— Begin TASK INPUTS —

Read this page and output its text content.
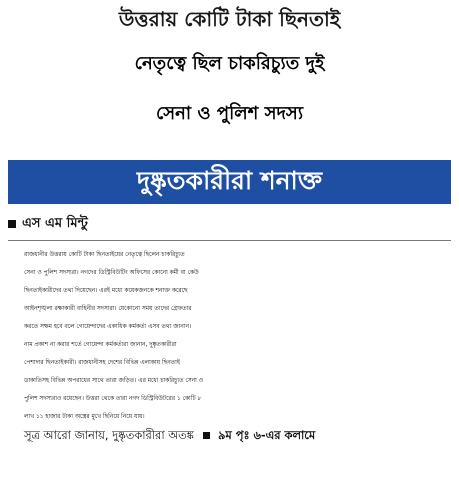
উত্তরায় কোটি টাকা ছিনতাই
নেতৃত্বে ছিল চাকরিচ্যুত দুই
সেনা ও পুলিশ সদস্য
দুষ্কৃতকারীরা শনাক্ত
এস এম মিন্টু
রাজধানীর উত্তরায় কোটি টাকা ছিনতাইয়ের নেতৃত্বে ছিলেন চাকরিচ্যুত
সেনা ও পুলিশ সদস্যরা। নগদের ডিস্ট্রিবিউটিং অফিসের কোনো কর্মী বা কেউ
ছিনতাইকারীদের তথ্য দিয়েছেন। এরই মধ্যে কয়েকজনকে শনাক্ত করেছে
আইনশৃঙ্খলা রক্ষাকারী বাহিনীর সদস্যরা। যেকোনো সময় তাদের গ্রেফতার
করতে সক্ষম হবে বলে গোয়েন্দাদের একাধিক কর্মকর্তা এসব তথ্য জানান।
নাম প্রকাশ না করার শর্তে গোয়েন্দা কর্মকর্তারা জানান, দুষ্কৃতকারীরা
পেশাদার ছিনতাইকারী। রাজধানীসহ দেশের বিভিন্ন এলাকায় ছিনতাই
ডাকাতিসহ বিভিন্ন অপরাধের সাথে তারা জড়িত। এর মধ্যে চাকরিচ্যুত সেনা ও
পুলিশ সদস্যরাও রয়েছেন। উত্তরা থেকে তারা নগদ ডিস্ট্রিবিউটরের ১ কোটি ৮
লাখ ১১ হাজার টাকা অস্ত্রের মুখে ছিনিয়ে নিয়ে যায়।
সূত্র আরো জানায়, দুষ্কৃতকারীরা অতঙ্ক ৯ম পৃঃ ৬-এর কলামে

— End TASK INPUTS —

**WHAT IS NEEDED**
Transcribe each entry precisely as given, leaving the pictures out.

**PROBLEM SOLUTION**
Read this page and output its text content.
উত্তরায় কোটি টাকা ছিনতাই
নেতৃত্বে ছিল চাকরিচ্যুত দুই
সেনা ও পুলিশ সদস্য
দুষ্কৃতকারীরা শনাক্ত
এস এম মিন্টু
রাজধানীর উত্তরায় কোটি টাকা ছিনতাইয়ের নেতৃত্বে ছিলেন চাকরিচ্যুত
সেনা ও পুলিশ সদস্যরা। নগদের ডিস্ট্রিবিউটিং অফিসের কোনো কর্মী বা কেউ
ছিনতাইকারীদের তথ্য দিয়েছেন। এরই মধ্যে কয়েকজনকে শনাক্ত করেছে
আইনশৃঙ্খলা রক্ষাকারী বাহিনীর সদস্যরা। যেকোনো সময় তাদের গ্রেফতার
করতে সক্ষম হবে বলে গোয়েন্দাদের একাধিক কর্মকর্তা এসব তথ্য জানান।
নাম প্রকাশ না করার শর্তে গোয়েন্দা কর্মকর্তারা জানান, দুষ্কৃতকারীরা
পেশাদার ছিনতাইকারী। রাজধানীসহ দেশের বিভিন্ন এলাকায় ছিনতাই
ডাকাতিসহ বিভিন্ন অপরাধের সাথে তারা জড়িত। এর মধ্যে চাকরিচ্যুত সেনা ও
পুলিশ সদস্যরাও রয়েছেন। উত্তরা থেকে তারা নগদ ডিস্ট্রিবিউটরের ১ কোটি ৮
লাখ ১১ হাজার টাকা অস্ত্রের মুখে ছিনিয়ে নিয়ে যায়।
সূত্র আরো জানায়, দুষ্কৃতকারীরা অতঙ্ক ৯ম পৃঃ ৬-এর কলামে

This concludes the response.